Requirement: Any pictures in the records below should be skipped; write out everything else exactly.

********

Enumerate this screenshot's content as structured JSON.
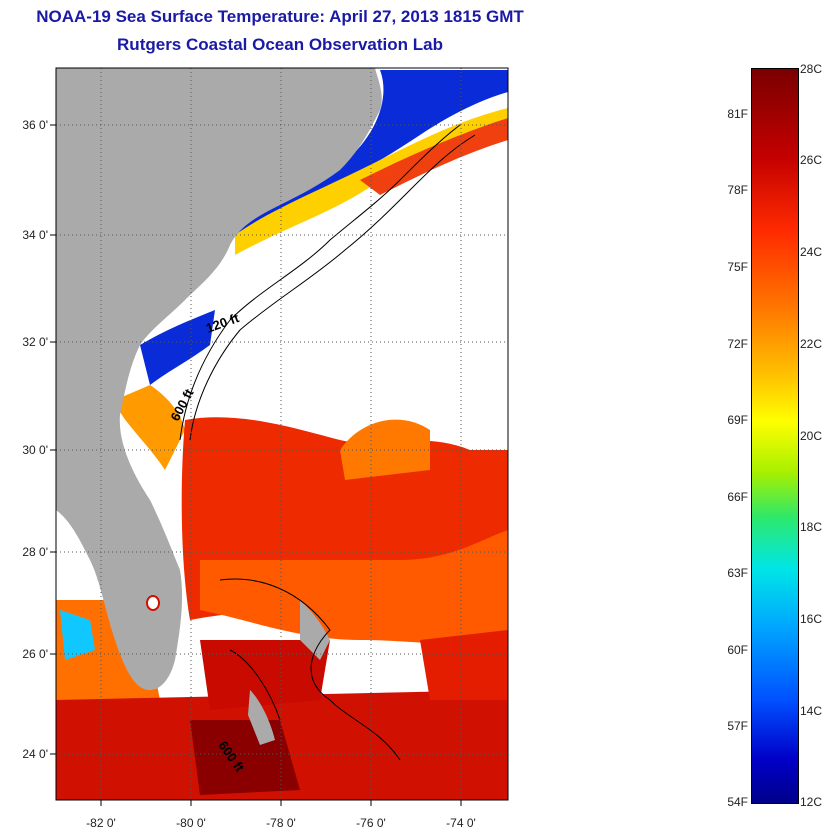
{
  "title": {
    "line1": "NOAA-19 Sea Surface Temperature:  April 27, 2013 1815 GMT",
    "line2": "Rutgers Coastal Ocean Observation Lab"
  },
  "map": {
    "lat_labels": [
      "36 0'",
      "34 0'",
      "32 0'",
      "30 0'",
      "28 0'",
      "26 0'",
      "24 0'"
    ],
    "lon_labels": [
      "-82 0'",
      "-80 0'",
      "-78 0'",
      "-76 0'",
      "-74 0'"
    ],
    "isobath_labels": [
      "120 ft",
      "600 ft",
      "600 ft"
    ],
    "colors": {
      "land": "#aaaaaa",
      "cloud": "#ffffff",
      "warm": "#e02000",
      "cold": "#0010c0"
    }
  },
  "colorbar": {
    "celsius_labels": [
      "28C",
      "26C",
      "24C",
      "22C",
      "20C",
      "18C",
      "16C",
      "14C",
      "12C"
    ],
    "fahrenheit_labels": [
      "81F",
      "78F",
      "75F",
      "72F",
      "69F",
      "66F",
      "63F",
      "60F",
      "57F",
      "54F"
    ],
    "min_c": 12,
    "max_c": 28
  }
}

********

Task response:
Enumerate this screenshot's content as structured JSON.
{
  "title": {
    "line1": "NOAA-19 Sea Surface Temperature:  April 27, 2013 1815 GMT",
    "line2": "Rutgers Coastal Ocean Observation Lab"
  },
  "map": {
    "lat_labels": [
      "36 0'",
      "34 0'",
      "32 0'",
      "30 0'",
      "28 0'",
      "26 0'",
      "24 0'"
    ],
    "lon_labels": [
      "-82 0'",
      "-80 0'",
      "-78 0'",
      "-76 0'",
      "-74 0'"
    ],
    "isobath_labels": [
      "120 ft",
      "600 ft",
      "600 ft"
    ],
    "colors": {
      "land": "#aaaaaa",
      "cloud": "#ffffff",
      "warm": "#e02000",
      "cold": "#0010c0"
    }
  },
  "colorbar": {
    "celsius_labels": [
      "28C",
      "26C",
      "24C",
      "22C",
      "20C",
      "18C",
      "16C",
      "14C",
      "12C"
    ],
    "fahrenheit_labels": [
      "81F",
      "78F",
      "75F",
      "72F",
      "69F",
      "66F",
      "63F",
      "60F",
      "57F",
      "54F"
    ],
    "min_c": 12,
    "max_c": 28
  }
}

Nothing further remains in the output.